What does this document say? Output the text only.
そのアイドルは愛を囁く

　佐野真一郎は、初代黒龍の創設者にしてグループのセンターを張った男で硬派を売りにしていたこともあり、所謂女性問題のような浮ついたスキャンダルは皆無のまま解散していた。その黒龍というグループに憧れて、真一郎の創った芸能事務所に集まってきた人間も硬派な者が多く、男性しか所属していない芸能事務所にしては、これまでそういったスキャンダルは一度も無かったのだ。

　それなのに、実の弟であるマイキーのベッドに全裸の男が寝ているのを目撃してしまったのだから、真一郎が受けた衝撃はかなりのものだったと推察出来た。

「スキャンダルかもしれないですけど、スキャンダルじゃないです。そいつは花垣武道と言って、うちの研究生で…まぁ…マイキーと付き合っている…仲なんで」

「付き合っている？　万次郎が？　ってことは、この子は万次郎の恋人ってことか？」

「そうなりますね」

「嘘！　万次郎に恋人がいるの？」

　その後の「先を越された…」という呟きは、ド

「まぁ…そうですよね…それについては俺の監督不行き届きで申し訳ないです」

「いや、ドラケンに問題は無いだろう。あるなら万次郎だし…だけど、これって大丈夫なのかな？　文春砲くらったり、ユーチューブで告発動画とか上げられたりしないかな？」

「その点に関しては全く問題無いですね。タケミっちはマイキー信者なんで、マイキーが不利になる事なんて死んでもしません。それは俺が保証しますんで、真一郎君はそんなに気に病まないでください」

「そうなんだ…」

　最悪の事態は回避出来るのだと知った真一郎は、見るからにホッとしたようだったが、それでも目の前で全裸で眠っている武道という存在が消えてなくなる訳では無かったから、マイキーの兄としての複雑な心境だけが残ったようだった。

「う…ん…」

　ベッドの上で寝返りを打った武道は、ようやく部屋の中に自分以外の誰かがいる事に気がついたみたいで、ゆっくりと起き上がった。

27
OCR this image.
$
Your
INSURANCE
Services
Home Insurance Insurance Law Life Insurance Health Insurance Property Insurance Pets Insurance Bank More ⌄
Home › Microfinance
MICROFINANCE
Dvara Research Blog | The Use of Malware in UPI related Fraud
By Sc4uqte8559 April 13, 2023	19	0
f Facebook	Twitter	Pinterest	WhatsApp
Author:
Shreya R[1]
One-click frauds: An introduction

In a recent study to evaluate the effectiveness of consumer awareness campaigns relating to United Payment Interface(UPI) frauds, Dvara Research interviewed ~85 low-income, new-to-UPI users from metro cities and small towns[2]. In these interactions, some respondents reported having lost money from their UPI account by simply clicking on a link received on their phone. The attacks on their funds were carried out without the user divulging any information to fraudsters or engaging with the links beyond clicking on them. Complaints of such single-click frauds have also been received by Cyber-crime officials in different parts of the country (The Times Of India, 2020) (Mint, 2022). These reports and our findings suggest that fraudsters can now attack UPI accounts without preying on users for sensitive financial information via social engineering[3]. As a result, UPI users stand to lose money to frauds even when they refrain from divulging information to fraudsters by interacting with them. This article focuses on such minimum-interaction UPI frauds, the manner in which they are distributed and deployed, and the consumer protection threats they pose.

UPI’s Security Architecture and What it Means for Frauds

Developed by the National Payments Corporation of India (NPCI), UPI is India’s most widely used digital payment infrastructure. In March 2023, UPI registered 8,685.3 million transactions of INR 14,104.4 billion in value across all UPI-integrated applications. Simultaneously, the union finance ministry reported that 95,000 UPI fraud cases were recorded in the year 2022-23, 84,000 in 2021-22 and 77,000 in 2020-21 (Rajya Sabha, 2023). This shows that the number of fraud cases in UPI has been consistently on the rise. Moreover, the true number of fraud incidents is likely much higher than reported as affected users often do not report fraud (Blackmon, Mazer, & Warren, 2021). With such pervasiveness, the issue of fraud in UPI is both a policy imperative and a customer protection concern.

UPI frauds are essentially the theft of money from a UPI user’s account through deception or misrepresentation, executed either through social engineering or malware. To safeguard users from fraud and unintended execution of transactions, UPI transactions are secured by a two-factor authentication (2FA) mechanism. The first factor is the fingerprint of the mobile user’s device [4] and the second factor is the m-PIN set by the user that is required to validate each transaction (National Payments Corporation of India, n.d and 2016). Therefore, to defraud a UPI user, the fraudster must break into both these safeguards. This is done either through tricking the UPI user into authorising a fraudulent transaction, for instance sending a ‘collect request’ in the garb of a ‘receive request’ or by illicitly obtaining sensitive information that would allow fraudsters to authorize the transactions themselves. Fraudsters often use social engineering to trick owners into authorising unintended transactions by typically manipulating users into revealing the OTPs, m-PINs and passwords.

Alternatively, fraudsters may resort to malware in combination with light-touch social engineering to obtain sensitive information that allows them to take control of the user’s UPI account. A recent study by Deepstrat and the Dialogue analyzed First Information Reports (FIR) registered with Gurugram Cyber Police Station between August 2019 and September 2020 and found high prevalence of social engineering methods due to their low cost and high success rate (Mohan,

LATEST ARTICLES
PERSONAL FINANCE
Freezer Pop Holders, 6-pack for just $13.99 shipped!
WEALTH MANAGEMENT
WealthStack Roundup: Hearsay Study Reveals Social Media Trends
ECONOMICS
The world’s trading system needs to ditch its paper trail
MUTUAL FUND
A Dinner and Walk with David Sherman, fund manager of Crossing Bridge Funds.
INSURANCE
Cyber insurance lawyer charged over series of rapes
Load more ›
═══
PROBLEM REQUIREMENTS ::
Retype the records in full. Keep every line identical to the original.

THE COMPLETED TASK ::
What does this document say? Output the text only.
そのアイドルは愛を囁く

　佐野真一郎は、初代黒龍の創設者にしてグループのセンターを張った男で硬派を売りにしていたこともあり、所謂女性問題のような浮ついたスキャンダルは皆無のまま解散していた。その黒龍というグループに憧れて、真一郎の創った芸能事務所に集まってきた人間も硬派な者が多く、男性しか所属していない芸能事務所にしては、これまでそういったスキャンダルは一度も無かったのだ。

　それなのに、実の弟であるマイキーのベッドに全裸の男が寝ているのを目撃してしまったのだから、真一郎が受けた衝撃はかなりのものだったと推察出来た。

「スキャンダルかもしれないですけど、スキャンダルじゃないです。そいつは花垣武道と言って、うちの研究生で…まぁ…マイキーと付き合っている…仲なんで」

「付き合っている？　万次郎が？　ってことは、この子は万次郎の恋人ってことか？」

「そうなりますね」

「嘘！　万次郎に恋人がいるの？」

　その後の「先を越された…」という呟きは、ド

「まぁ…そうですよね…それについては俺の監督不行き届きで申し訳ないです」

「いや、ドラケンに問題は無いだろう。あるなら万次郎だし…だけど、これって大丈夫なのかな？　文春砲くらったり、ユーチューブで告発動画とか上げられたりしないかな？」

「その点に関しては全く問題無いですね。タケミっちはマイキー信者なんで、マイキーが不利になる事なんて死んでもしません。それは俺が保証しますんで、真一郎君はそんなに気に病まないでください」

「そうなんだ…」

　最悪の事態は回避出来るのだと知った真一郎は、見るからにホッとしたようだったが、それでも目の前で全裸で眠っている武道という存在が消えてなくなる訳では無かったから、マイキーの兄としての複雑な心境だけが残ったようだった。

「う…ん…」

　ベッドの上で寝返りを打った武道は、ようやく部屋の中に自分以外の誰かがいる事に気がついたみたいで、ゆっくりと起き上がった。

27
OCR this image.
$
Your
INSURANCE
Services
Home Insurance Insurance Law Life Insurance Health Insurance Property Insurance Pets Insurance Bank More ⌄
Home › Microfinance
MICROFINANCE
Dvara Research Blog | The Use of Malware in UPI related Fraud
By Sc4uqte8559 April 13, 2023	19	0
f Facebook	Twitter	Pinterest	WhatsApp
Author:
Shreya R[1]
One-click frauds: An introduction

In a recent study to evaluate the effectiveness of consumer awareness campaigns relating to United Payment Interface(UPI) frauds, Dvara Research interviewed ~85 low-income, new-to-UPI users from metro cities and small towns[2]. In these interactions, some respondents reported having lost money from their UPI account by simply clicking on a link received on their phone. The attacks on their funds were carried out without the user divulging any information to fraudsters or engaging with the links beyond clicking on them. Complaints of such single-click frauds have also been received by Cyber-crime officials in different parts of the country (The Times Of India, 2020) (Mint, 2022). These reports and our findings suggest that fraudsters can now attack UPI accounts without preying on users for sensitive financial information via social engineering[3]. As a result, UPI users stand to lose money to frauds even when they refrain from divulging information to fraudsters by interacting with them. This article focuses on such minimum-interaction UPI frauds, the manner in which they are distributed and deployed, and the consumer protection threats they pose.

UPI’s Security Architecture and What it Means for Frauds

Developed by the National Payments Corporation of India (NPCI), UPI is India’s most widely used digital payment infrastructure. In March 2023, UPI registered 8,685.3 million transactions of INR 14,104.4 billion in value across all UPI-integrated applications. Simultaneously, the union finance ministry reported that 95,000 UPI fraud cases were recorded in the year 2022-23, 84,000 in 2021-22 and 77,000 in 2020-21 (Rajya Sabha, 2023). This shows that the number of fraud cases in UPI has been consistently on the rise. Moreover, the true number of fraud incidents is likely much higher than reported as affected users often do not report fraud (Blackmon, Mazer, & Warren, 2021). With such pervasiveness, the issue of fraud in UPI is both a policy imperative and a customer protection concern.

UPI frauds are essentially the theft of money from a UPI user’s account through deception or misrepresentation, executed either through social engineering or malware. To safeguard users from fraud and unintended execution of transactions, UPI transactions are secured by a two-factor authentication (2FA) mechanism. The first factor is the fingerprint of the mobile user’s device [4] and the second factor is the m-PIN set by the user that is required to validate each transaction (National Payments Corporation of India, n.d and 2016). Therefore, to defraud a UPI user, the fraudster must break into both these safeguards. This is done either through tricking the UPI user into authorising a fraudulent transaction, for instance sending a ‘collect request’ in the garb of a ‘receive request’ or by illicitly obtaining sensitive information that would allow fraudsters to authorize the transactions themselves. Fraudsters often use social engineering to trick owners into authorising unintended transactions by typically manipulating users into revealing the OTPs, m-PINs and passwords.

Alternatively, fraudsters may resort to malware in combination with light-touch social engineering to obtain sensitive information that allows them to take control of the user’s UPI account. A recent study by Deepstrat and the Dialogue analyzed First Information Reports (FIR) registered with Gurugram Cyber Police Station between August 2019 and September 2020 and found high prevalence of social engineering methods due to their low cost and high success rate (Mohan,

LATEST ARTICLES
PERSONAL FINANCE
Freezer Pop Holders, 6-pack for just $13.99 shipped!
WEALTH MANAGEMENT
WealthStack Roundup: Hearsay Study Reveals Social Media Trends
ECONOMICS
The world’s trading system needs to ditch its paper trail
MUTUAL FUND
A Dinner and Walk with David Sherman, fund manager of Crossing Bridge Funds.
INSURANCE
Cyber insurance lawyer charged over series of rapes
Load more ›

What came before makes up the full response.